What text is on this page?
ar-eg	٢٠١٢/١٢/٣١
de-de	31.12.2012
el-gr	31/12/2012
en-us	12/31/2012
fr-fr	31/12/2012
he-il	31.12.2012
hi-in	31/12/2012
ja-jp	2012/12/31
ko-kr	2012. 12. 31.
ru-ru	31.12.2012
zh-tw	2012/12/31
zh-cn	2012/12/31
--*--
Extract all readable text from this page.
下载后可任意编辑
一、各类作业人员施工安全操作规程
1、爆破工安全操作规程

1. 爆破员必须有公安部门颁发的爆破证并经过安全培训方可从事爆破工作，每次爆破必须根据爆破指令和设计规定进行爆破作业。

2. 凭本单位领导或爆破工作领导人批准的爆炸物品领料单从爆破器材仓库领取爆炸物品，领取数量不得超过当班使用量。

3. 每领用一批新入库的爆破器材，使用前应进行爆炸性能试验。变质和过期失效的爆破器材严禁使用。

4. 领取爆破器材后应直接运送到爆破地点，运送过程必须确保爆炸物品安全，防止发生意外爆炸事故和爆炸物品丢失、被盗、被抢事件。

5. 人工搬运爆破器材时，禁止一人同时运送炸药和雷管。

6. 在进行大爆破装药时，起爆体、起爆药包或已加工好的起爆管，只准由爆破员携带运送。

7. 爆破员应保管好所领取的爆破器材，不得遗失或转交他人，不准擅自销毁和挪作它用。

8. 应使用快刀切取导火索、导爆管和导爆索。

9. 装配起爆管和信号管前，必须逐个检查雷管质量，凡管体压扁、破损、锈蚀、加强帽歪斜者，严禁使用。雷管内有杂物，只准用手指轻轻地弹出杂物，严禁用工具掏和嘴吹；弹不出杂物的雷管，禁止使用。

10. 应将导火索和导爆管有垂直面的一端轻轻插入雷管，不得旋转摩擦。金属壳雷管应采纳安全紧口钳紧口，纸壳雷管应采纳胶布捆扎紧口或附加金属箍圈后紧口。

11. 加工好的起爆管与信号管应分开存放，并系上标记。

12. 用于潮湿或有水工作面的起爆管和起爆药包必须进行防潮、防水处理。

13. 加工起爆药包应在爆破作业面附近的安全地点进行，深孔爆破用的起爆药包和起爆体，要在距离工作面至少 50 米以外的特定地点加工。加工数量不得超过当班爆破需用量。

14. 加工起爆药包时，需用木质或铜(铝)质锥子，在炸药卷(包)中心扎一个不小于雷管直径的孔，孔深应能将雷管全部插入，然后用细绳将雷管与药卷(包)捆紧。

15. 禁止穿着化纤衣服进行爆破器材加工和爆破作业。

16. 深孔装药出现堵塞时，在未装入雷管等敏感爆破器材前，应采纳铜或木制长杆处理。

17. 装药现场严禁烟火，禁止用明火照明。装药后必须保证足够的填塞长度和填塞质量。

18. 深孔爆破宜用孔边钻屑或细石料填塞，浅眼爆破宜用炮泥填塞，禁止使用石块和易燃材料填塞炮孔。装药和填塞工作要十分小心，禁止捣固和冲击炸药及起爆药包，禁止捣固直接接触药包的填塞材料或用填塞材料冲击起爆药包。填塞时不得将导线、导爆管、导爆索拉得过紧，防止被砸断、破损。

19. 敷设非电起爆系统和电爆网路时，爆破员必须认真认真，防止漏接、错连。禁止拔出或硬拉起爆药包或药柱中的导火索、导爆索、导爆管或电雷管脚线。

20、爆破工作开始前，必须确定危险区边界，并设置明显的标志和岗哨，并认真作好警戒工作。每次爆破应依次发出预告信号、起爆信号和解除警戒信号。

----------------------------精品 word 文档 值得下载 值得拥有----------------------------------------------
--*--
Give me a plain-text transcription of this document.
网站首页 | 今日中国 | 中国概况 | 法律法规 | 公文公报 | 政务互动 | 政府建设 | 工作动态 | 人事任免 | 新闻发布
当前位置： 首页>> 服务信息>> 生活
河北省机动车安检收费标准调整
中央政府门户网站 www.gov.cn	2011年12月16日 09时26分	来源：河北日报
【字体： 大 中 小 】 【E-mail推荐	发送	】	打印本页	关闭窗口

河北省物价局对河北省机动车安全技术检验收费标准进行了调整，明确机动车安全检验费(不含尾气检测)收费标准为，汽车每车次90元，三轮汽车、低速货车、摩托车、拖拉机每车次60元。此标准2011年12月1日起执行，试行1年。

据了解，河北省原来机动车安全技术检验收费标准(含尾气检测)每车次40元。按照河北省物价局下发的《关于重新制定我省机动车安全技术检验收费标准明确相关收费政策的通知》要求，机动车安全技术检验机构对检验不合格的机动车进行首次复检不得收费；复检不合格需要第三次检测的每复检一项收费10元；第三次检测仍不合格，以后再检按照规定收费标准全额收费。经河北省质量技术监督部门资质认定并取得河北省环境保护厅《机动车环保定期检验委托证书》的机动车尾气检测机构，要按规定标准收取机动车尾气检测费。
--*--
Search the lines above for the string "page", then show every one that has it.

Written answer:
What text is on this page?
Extract all readable text from this page.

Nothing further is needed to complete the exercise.